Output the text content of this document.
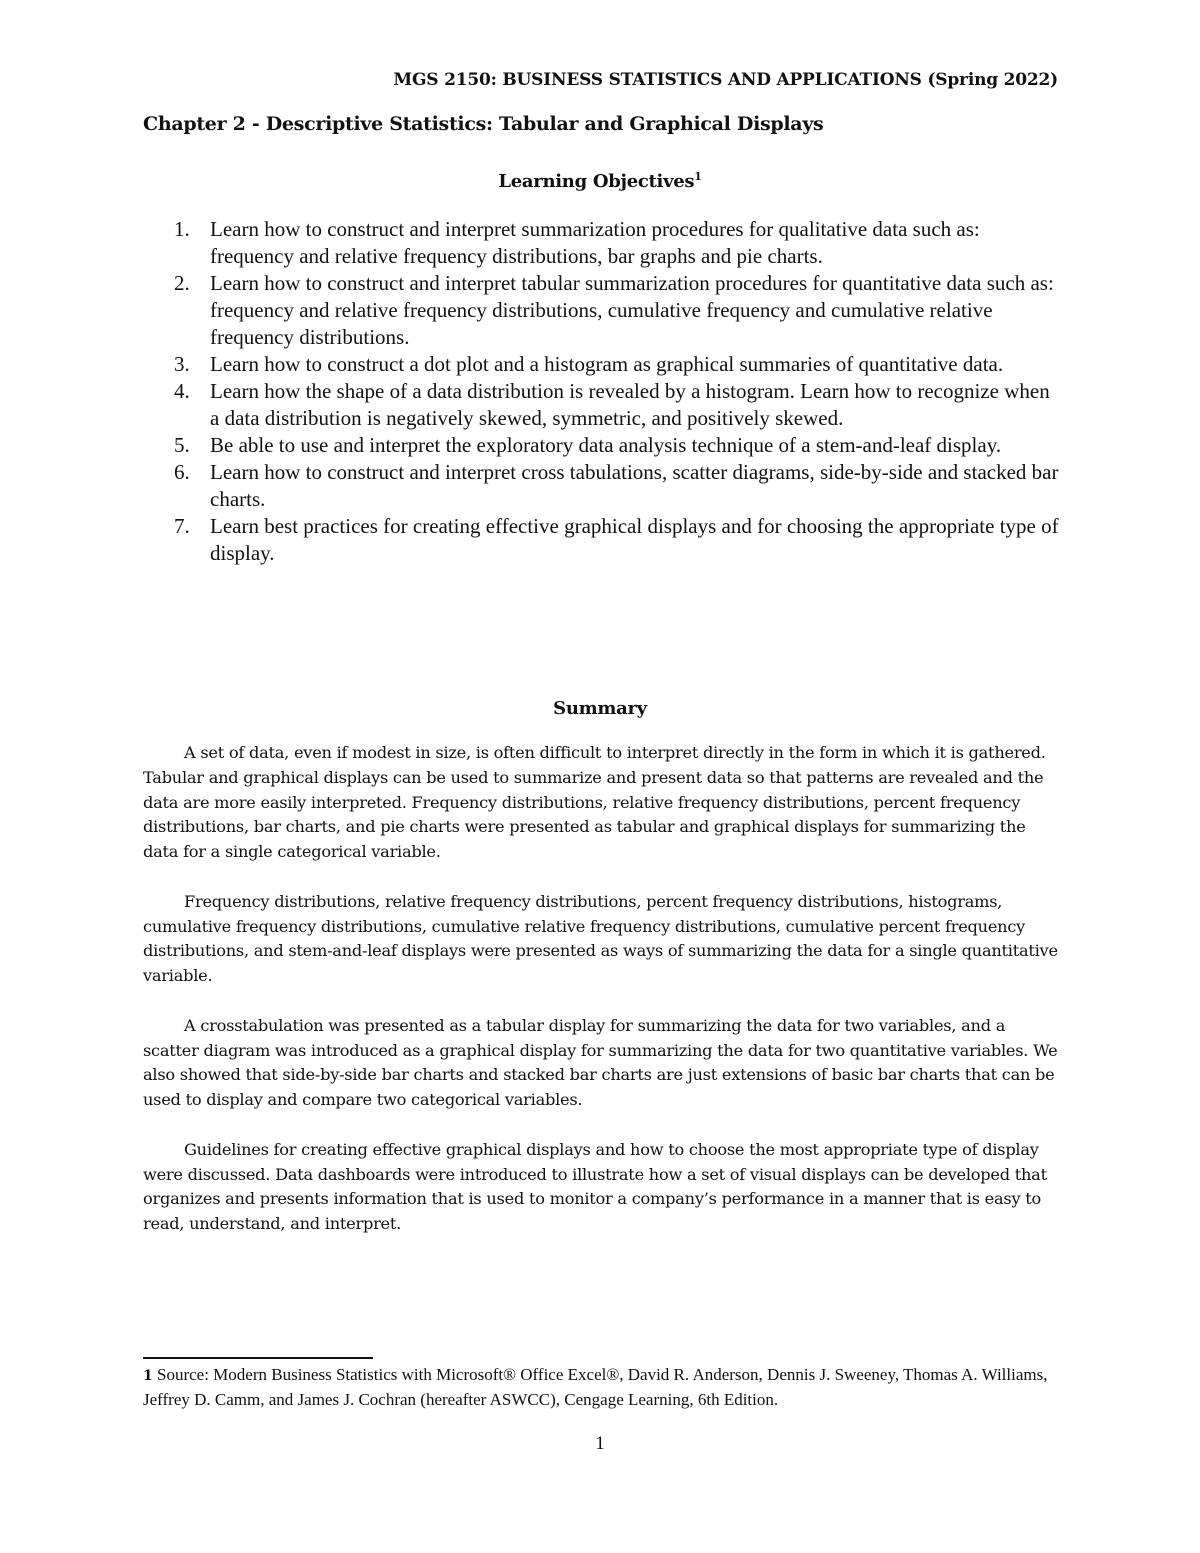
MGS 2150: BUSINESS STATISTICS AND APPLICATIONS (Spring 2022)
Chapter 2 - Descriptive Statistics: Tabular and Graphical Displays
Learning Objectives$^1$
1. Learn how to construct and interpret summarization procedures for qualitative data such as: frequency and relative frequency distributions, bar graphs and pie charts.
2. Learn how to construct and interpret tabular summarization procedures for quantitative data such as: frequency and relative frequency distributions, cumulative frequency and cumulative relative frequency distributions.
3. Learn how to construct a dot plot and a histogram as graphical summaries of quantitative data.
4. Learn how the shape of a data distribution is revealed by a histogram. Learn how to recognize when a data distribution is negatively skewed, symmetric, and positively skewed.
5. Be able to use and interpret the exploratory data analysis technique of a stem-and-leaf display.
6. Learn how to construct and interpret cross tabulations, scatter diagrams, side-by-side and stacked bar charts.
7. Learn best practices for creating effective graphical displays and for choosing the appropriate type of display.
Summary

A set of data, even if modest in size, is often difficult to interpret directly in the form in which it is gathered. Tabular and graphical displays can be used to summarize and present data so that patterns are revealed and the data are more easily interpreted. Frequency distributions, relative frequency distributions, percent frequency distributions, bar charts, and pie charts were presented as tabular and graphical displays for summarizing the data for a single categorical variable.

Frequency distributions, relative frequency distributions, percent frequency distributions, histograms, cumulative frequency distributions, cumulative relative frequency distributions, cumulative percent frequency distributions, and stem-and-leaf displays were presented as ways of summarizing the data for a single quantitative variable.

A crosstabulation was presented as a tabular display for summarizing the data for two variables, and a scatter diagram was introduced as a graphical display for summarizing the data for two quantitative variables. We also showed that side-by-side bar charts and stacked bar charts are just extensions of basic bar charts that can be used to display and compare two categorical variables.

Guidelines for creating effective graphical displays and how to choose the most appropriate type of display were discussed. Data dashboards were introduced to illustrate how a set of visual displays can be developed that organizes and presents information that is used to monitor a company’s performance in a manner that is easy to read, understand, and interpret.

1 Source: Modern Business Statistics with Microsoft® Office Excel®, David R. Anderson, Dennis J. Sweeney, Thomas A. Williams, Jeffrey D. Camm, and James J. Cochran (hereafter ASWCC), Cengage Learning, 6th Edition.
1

---+---

Work to complete = Each line that has the word "Learning" counts once. How many such lines are in the data? Give the number alone.

Final result = 2